## What to produce
Reproduce every line of the entries below word for word, but omit the pictures.

(Layout dataset entries)
%%

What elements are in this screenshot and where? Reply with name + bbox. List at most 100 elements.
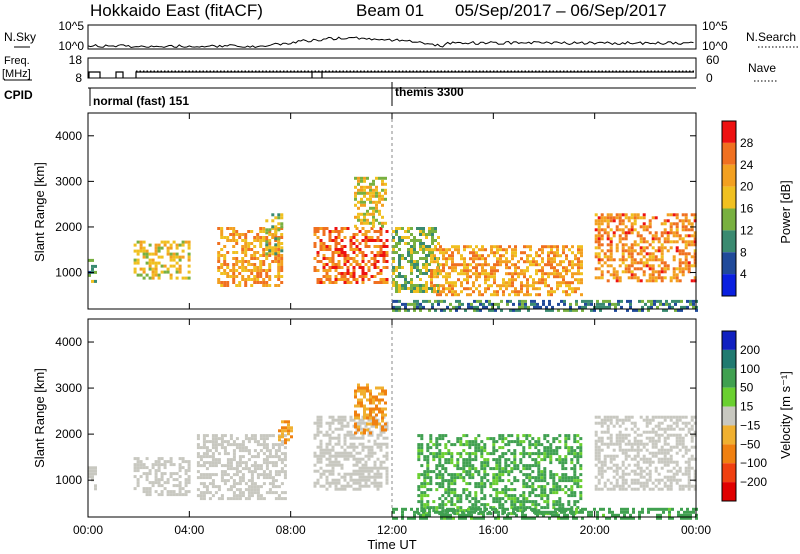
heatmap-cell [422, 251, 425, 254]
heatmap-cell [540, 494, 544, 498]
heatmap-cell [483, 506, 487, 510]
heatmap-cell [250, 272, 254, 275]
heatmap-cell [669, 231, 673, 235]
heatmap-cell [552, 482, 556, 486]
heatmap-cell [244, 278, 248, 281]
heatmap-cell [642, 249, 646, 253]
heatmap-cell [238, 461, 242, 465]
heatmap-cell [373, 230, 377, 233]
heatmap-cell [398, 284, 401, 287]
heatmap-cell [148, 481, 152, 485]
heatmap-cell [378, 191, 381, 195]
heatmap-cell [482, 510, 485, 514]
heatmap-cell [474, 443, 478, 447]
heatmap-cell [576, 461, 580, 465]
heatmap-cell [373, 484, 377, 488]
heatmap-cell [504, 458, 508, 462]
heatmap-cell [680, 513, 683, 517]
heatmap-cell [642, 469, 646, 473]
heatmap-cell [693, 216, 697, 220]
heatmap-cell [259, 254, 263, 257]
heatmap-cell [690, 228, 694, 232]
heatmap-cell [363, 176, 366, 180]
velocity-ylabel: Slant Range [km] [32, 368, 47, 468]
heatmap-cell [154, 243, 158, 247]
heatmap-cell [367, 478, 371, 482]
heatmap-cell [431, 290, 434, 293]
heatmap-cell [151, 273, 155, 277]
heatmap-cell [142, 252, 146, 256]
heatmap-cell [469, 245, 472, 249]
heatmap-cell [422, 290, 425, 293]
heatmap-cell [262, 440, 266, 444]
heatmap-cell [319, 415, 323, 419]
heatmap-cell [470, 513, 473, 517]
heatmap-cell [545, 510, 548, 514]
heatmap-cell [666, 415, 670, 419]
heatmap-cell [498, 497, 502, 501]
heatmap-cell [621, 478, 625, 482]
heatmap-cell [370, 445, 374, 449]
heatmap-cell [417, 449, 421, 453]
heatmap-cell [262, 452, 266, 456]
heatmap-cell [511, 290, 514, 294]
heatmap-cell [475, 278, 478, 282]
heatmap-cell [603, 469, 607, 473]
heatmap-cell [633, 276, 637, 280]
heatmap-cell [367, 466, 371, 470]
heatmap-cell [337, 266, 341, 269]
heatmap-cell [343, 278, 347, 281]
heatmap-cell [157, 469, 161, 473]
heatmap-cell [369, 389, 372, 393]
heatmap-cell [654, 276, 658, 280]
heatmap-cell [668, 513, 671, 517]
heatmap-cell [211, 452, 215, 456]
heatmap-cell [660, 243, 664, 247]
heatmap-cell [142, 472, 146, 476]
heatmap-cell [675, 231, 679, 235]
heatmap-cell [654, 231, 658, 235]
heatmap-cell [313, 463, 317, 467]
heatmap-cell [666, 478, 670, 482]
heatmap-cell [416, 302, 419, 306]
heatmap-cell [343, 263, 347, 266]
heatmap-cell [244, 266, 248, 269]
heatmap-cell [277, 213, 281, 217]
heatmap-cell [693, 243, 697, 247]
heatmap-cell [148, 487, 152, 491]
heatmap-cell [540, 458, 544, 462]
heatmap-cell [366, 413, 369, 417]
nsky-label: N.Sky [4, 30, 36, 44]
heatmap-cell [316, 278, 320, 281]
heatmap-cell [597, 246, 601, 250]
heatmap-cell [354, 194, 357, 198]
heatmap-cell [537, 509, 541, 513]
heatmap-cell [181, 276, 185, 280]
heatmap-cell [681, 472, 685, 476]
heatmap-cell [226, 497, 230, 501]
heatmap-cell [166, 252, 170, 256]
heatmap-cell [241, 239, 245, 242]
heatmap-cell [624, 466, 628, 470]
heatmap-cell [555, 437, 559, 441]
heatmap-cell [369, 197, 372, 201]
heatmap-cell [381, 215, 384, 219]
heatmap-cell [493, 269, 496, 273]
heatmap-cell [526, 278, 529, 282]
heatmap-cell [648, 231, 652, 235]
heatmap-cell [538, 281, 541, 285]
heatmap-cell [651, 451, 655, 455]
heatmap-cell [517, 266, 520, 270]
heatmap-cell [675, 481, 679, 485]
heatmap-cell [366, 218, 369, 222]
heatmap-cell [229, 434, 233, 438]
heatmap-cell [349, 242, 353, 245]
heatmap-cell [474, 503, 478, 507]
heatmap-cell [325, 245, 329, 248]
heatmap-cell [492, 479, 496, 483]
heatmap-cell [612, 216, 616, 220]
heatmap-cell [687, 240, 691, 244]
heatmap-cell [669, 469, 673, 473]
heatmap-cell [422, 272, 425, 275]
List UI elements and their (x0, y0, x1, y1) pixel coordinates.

%%

## Exercise response
What elements are in this screenshot and where? Reply with name + bbox. List at most 100 elements.
heatmap-cell [422, 251, 425, 254]
heatmap-cell [540, 494, 544, 498]
heatmap-cell [483, 506, 487, 510]
heatmap-cell [250, 272, 254, 275]
heatmap-cell [669, 231, 673, 235]
heatmap-cell [552, 482, 556, 486]
heatmap-cell [244, 278, 248, 281]
heatmap-cell [642, 249, 646, 253]
heatmap-cell [238, 461, 242, 465]
heatmap-cell [373, 230, 377, 233]
heatmap-cell [398, 284, 401, 287]
heatmap-cell [148, 481, 152, 485]
heatmap-cell [378, 191, 381, 195]
heatmap-cell [482, 510, 485, 514]
heatmap-cell [474, 443, 478, 447]
heatmap-cell [576, 461, 580, 465]
heatmap-cell [373, 484, 377, 488]
heatmap-cell [504, 458, 508, 462]
heatmap-cell [680, 513, 683, 517]
heatmap-cell [642, 469, 646, 473]
heatmap-cell [693, 216, 697, 220]
heatmap-cell [259, 254, 263, 257]
heatmap-cell [690, 228, 694, 232]
heatmap-cell [363, 176, 366, 180]
velocity-ylabel: Slant Range [km] [32, 368, 47, 468]
heatmap-cell [154, 243, 158, 247]
heatmap-cell [367, 478, 371, 482]
heatmap-cell [431, 290, 434, 293]
heatmap-cell [151, 273, 155, 277]
heatmap-cell [142, 252, 146, 256]
heatmap-cell [469, 245, 472, 249]
heatmap-cell [422, 290, 425, 293]
heatmap-cell [262, 440, 266, 444]
heatmap-cell [319, 415, 323, 419]
heatmap-cell [470, 513, 473, 517]
heatmap-cell [545, 510, 548, 514]
heatmap-cell [666, 415, 670, 419]
heatmap-cell [498, 497, 502, 501]
heatmap-cell [621, 478, 625, 482]
heatmap-cell [370, 445, 374, 449]
heatmap-cell [417, 449, 421, 453]
heatmap-cell [262, 452, 266, 456]
heatmap-cell [511, 290, 514, 294]
heatmap-cell [475, 278, 478, 282]
heatmap-cell [603, 469, 607, 473]
heatmap-cell [633, 276, 637, 280]
heatmap-cell [367, 466, 371, 470]
heatmap-cell [337, 266, 341, 269]
heatmap-cell [343, 278, 347, 281]
heatmap-cell [157, 469, 161, 473]
heatmap-cell [369, 389, 372, 393]
heatmap-cell [654, 276, 658, 280]
heatmap-cell [668, 513, 671, 517]
heatmap-cell [211, 452, 215, 456]
heatmap-cell [660, 243, 664, 247]
heatmap-cell [142, 472, 146, 476]
heatmap-cell [675, 231, 679, 235]
heatmap-cell [654, 231, 658, 235]
heatmap-cell [313, 463, 317, 467]
heatmap-cell [666, 478, 670, 482]
heatmap-cell [416, 302, 419, 306]
heatmap-cell [343, 263, 347, 266]
heatmap-cell [244, 266, 248, 269]
heatmap-cell [277, 213, 281, 217]
heatmap-cell [693, 243, 697, 247]
heatmap-cell [148, 487, 152, 491]
heatmap-cell [540, 458, 544, 462]
heatmap-cell [366, 413, 369, 417]
nsky-label: N.Sky [4, 30, 36, 44]
heatmap-cell [316, 278, 320, 281]
heatmap-cell [597, 246, 601, 250]
heatmap-cell [354, 194, 357, 198]
heatmap-cell [537, 509, 541, 513]
heatmap-cell [181, 276, 185, 280]
heatmap-cell [681, 472, 685, 476]
heatmap-cell [226, 497, 230, 501]
heatmap-cell [166, 252, 170, 256]
heatmap-cell [241, 239, 245, 242]
heatmap-cell [624, 466, 628, 470]
heatmap-cell [555, 437, 559, 441]
heatmap-cell [369, 197, 372, 201]
heatmap-cell [381, 215, 384, 219]
heatmap-cell [493, 269, 496, 273]
heatmap-cell [526, 278, 529, 282]
heatmap-cell [648, 231, 652, 235]
heatmap-cell [538, 281, 541, 285]
heatmap-cell [651, 451, 655, 455]
heatmap-cell [517, 266, 520, 270]
heatmap-cell [675, 481, 679, 485]
heatmap-cell [366, 218, 369, 222]
heatmap-cell [229, 434, 233, 438]
heatmap-cell [349, 242, 353, 245]
heatmap-cell [474, 503, 478, 507]
heatmap-cell [325, 245, 329, 248]
heatmap-cell [492, 479, 496, 483]
heatmap-cell [612, 216, 616, 220]
heatmap-cell [687, 240, 691, 244]
heatmap-cell [669, 469, 673, 473]
heatmap-cell [422, 272, 425, 275]
List UI elements and their (x0, y0, x1, y1) pixel coordinates.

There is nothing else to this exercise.